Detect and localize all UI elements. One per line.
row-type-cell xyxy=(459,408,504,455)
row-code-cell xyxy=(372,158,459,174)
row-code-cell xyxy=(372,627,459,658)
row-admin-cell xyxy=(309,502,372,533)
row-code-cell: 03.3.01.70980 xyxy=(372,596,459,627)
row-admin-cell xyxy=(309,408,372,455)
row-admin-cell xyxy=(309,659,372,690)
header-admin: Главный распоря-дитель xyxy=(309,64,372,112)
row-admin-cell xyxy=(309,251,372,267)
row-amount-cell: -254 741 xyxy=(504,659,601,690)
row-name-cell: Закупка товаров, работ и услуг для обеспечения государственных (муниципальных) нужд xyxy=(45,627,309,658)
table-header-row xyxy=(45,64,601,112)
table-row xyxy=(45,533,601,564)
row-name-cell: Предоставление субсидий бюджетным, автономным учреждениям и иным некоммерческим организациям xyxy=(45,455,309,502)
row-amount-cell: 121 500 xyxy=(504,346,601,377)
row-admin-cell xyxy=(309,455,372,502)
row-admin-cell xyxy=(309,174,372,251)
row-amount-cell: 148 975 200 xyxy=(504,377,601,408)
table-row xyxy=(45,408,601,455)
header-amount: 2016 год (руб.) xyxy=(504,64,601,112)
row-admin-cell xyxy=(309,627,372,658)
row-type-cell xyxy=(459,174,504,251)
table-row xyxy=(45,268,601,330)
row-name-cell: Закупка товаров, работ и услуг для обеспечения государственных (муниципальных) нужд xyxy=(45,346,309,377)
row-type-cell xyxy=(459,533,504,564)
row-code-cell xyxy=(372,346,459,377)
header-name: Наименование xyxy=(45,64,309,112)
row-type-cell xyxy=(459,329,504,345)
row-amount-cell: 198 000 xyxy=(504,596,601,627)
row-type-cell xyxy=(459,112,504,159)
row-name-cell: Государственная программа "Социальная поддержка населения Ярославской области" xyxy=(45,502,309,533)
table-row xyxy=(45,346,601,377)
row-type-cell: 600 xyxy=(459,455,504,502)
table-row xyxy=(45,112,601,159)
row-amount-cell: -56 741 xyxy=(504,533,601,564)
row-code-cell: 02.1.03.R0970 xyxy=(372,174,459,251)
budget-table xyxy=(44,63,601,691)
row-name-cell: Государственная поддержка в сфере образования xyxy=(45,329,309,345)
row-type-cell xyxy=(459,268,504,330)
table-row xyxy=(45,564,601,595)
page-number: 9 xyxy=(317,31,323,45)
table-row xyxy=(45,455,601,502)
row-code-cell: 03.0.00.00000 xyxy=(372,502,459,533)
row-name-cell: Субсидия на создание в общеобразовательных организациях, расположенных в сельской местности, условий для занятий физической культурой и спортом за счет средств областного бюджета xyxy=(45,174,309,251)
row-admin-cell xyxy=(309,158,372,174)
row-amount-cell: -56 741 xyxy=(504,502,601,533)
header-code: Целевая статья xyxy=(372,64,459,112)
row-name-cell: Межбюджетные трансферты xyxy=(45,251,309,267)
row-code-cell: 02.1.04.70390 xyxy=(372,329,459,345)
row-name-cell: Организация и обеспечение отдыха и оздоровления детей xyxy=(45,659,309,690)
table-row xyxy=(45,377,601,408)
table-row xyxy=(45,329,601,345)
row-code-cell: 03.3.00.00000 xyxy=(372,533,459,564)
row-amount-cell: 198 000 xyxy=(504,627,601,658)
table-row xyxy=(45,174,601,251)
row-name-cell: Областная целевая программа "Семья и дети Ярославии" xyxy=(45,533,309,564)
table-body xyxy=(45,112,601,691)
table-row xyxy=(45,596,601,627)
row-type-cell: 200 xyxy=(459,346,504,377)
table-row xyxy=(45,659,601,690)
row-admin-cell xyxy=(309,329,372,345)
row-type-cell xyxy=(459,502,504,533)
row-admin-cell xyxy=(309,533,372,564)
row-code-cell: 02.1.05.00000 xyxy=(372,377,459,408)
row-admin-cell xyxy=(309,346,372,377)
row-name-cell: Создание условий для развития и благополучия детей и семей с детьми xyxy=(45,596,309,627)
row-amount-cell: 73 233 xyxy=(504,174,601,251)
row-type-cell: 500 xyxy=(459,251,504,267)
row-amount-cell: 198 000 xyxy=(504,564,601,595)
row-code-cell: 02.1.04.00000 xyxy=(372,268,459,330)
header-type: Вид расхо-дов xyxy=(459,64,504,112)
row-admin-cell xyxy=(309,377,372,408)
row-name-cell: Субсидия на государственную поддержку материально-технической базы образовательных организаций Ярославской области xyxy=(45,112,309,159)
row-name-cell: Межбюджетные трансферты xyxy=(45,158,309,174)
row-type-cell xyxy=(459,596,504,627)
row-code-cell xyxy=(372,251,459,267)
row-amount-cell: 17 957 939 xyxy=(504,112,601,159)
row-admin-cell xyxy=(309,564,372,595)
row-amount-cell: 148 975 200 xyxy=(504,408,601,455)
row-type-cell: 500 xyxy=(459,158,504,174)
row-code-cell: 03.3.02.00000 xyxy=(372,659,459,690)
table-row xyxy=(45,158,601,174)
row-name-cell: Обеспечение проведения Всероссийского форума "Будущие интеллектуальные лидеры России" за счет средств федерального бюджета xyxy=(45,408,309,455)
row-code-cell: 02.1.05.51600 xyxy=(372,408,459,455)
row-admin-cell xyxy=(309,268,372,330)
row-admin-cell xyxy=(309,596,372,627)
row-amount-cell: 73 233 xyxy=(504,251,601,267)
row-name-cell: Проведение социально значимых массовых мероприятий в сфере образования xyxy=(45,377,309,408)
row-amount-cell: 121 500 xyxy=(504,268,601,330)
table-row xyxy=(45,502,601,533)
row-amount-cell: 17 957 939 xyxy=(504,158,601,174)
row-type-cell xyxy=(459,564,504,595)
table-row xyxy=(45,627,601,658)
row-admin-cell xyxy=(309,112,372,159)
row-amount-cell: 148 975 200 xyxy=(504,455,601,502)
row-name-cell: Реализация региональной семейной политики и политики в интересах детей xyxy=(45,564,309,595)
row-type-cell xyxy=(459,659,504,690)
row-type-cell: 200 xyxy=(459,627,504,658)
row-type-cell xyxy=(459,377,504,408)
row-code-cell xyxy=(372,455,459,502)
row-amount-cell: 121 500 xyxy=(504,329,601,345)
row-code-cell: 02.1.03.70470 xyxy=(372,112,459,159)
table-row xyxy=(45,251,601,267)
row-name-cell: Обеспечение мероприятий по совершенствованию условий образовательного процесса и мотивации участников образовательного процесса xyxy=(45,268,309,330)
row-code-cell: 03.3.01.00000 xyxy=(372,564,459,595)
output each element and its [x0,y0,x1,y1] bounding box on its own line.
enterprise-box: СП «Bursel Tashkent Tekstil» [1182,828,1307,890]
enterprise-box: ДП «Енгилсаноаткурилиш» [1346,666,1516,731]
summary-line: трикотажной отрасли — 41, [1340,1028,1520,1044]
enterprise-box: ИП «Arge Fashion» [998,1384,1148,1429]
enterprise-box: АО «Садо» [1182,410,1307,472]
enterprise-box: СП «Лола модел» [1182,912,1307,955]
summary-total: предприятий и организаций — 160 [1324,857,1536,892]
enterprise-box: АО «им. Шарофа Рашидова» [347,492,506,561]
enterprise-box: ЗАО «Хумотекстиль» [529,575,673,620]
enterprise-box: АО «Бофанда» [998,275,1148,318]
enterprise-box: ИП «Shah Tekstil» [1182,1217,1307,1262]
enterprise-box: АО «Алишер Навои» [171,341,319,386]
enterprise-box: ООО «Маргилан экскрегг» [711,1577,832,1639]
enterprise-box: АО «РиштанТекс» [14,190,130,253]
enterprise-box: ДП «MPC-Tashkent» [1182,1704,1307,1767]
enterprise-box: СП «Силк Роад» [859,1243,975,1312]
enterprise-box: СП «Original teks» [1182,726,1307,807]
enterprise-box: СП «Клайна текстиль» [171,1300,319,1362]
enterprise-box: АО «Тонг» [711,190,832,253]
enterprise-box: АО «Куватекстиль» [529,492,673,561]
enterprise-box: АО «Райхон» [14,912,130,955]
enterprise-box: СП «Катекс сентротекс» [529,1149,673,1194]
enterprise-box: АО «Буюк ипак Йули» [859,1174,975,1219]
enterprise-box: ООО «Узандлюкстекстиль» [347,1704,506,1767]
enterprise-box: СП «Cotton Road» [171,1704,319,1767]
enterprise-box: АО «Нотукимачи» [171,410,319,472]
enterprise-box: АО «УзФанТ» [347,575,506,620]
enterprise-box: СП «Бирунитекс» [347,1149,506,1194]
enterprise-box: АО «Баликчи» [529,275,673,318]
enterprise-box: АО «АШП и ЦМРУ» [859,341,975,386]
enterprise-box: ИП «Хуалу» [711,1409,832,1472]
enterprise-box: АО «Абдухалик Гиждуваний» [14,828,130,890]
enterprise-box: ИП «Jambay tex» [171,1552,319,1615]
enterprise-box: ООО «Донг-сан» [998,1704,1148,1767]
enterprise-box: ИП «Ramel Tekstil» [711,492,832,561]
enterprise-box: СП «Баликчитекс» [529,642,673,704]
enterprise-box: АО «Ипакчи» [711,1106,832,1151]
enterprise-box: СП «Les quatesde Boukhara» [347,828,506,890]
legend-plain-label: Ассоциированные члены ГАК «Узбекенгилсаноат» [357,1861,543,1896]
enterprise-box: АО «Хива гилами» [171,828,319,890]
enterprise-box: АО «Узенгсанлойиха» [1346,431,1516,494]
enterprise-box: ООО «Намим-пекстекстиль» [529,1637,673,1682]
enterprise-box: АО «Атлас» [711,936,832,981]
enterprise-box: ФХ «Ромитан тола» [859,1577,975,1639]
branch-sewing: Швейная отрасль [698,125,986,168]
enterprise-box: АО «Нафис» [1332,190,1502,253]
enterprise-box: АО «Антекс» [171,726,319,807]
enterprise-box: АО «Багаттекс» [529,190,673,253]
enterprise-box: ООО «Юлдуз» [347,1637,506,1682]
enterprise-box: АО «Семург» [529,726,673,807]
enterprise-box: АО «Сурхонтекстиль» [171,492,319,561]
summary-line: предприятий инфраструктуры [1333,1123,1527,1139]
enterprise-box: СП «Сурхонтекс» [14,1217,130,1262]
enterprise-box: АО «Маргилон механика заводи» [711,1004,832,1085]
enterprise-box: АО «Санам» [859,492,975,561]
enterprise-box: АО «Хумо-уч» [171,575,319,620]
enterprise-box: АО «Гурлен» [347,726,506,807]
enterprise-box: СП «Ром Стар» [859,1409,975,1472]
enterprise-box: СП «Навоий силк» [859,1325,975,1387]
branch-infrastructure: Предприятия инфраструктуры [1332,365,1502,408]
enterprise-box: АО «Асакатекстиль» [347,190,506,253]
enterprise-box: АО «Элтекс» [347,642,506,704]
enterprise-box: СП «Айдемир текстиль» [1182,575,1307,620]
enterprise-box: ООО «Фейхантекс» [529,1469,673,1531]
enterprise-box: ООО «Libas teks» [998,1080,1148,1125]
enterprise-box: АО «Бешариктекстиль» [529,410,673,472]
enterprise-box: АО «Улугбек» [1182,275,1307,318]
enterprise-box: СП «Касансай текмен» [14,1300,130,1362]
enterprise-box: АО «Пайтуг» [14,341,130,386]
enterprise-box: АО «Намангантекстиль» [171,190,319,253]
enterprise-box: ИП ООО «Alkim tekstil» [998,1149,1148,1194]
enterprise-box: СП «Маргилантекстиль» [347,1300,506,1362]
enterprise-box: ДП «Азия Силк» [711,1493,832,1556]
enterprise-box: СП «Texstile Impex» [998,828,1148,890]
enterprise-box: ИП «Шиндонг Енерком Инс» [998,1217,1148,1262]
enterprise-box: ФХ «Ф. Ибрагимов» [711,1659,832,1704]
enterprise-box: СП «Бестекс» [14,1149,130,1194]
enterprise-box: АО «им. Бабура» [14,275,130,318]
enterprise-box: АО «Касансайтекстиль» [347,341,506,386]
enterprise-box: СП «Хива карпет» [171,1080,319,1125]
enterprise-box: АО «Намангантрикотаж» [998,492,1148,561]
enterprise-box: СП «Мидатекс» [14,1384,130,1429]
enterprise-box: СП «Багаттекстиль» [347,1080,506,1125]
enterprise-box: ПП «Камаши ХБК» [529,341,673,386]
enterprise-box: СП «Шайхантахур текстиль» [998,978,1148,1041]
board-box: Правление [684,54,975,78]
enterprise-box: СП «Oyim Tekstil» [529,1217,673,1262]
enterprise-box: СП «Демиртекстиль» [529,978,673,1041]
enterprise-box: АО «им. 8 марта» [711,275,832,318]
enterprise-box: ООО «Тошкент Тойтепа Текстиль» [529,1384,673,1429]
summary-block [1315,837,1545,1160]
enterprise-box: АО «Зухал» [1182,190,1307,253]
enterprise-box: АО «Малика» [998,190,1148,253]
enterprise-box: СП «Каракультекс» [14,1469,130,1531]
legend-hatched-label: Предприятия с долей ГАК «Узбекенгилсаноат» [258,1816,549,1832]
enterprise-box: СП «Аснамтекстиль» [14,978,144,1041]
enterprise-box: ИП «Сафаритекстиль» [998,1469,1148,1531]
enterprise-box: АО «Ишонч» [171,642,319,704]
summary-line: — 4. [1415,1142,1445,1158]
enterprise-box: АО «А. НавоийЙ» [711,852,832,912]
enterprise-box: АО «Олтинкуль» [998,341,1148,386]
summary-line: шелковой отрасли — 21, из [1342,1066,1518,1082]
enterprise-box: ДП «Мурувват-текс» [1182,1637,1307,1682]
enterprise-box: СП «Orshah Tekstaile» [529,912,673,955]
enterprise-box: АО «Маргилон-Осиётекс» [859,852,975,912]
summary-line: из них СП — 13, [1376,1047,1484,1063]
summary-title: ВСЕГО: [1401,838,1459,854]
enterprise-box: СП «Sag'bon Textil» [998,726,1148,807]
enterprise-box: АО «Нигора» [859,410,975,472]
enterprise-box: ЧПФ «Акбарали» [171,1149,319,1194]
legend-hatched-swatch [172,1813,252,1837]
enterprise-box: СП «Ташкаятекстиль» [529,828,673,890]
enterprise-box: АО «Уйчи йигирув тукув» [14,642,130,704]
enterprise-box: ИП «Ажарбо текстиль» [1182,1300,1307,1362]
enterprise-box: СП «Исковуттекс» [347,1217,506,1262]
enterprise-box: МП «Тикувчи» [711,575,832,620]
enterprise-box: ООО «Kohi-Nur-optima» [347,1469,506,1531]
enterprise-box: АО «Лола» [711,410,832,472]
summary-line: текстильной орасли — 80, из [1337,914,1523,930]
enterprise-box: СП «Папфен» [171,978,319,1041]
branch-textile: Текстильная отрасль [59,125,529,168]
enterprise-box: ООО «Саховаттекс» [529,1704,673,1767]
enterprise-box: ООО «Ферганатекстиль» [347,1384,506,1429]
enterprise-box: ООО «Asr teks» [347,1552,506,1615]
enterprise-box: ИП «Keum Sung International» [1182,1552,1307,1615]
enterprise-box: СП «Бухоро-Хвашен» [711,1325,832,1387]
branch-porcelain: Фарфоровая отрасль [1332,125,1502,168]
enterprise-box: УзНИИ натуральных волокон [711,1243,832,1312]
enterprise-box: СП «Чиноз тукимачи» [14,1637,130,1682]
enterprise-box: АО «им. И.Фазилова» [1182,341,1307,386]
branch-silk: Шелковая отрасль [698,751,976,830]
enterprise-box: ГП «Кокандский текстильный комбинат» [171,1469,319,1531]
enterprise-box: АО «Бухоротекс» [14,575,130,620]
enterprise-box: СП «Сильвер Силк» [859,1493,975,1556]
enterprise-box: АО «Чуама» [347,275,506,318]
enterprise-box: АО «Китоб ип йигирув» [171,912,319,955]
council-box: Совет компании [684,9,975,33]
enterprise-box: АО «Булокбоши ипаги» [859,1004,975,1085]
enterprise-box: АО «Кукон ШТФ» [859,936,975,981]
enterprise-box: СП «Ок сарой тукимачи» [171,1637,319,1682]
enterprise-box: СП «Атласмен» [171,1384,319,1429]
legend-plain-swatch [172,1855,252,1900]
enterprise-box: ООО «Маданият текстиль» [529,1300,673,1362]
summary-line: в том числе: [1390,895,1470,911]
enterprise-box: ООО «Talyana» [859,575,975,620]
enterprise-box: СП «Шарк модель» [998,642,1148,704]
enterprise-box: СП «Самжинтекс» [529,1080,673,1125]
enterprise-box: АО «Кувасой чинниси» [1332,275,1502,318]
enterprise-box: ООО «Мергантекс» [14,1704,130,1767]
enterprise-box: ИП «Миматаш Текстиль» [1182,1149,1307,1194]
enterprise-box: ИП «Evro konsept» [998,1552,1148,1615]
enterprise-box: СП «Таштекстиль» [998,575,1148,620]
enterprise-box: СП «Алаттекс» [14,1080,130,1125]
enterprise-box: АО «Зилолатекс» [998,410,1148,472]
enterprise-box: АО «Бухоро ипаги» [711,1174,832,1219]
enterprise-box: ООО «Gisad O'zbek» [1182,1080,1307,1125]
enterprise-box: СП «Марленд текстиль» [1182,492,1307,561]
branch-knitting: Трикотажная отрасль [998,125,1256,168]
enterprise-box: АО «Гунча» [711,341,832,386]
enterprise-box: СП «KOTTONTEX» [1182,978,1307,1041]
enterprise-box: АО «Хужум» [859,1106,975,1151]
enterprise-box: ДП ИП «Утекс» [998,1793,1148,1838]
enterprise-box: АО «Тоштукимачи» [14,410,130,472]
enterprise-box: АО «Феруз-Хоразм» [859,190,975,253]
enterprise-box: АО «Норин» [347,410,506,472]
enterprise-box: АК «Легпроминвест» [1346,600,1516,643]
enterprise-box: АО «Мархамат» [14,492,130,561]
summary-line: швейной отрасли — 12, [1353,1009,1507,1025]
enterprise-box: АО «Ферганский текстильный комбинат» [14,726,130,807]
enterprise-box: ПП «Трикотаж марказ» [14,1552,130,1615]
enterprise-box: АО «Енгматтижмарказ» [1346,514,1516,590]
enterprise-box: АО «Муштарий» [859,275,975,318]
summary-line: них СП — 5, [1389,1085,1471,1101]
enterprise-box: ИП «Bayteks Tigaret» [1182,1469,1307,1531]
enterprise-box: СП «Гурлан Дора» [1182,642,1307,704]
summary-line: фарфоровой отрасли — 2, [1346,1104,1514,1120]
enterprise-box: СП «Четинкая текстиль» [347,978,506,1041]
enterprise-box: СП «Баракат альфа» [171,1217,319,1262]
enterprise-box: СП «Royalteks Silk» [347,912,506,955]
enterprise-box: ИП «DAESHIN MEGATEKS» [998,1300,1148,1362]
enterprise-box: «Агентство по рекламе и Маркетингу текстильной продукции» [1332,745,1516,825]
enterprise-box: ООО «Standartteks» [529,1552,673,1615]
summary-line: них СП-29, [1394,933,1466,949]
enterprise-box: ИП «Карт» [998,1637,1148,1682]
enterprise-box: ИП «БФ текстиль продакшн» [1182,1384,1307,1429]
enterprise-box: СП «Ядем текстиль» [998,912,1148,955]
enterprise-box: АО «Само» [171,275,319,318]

____________

- What is being asked: Extract the lines from the start of the entries through the line containing "row-amount-cell: 198 000 xyxy=(504,596,601,627)", inclusive, and repeat them exactly.

- Solution to this task:
Detect and localize all UI elements. One per line.
row-type-cell xyxy=(459,408,504,455)
row-code-cell xyxy=(372,158,459,174)
row-code-cell xyxy=(372,627,459,658)
row-admin-cell xyxy=(309,502,372,533)
row-code-cell: 03.3.01.70980 xyxy=(372,596,459,627)
row-admin-cell xyxy=(309,408,372,455)
row-admin-cell xyxy=(309,659,372,690)
header-admin: Главный распоря-дитель xyxy=(309,64,372,112)
row-admin-cell xyxy=(309,251,372,267)
row-amount-cell: -254 741 xyxy=(504,659,601,690)
row-name-cell: Закупка товаров, работ и услуг для обеспечения государственных (муниципальных) нужд xyxy=(45,627,309,658)
table-header-row xyxy=(45,64,601,112)
table-row xyxy=(45,533,601,564)
row-name-cell: Предоставление субсидий бюджетным, автономным учреждениям и иным некоммерческим организациям xyxy=(45,455,309,502)
row-amount-cell: 121 500 xyxy=(504,346,601,377)
row-admin-cell xyxy=(309,455,372,502)
row-admin-cell xyxy=(309,174,372,251)
row-amount-cell: 148 975 200 xyxy=(504,377,601,408)
table-row xyxy=(45,408,601,455)
header-amount: 2016 год (руб.) xyxy=(504,64,601,112)
row-admin-cell xyxy=(309,627,372,658)
row-type-cell xyxy=(459,174,504,251)
table-row xyxy=(45,268,601,330)
row-name-cell: Закупка товаров, работ и услуг для обеспечения государственных (муниципальных) нужд xyxy=(45,346,309,377)
row-type-cell xyxy=(459,533,504,564)
row-code-cell xyxy=(372,346,459,377)
header-name: Наименование xyxy=(45,64,309,112)
row-type-cell xyxy=(459,329,504,345)
row-amount-cell: 198 000 xyxy=(504,596,601,627)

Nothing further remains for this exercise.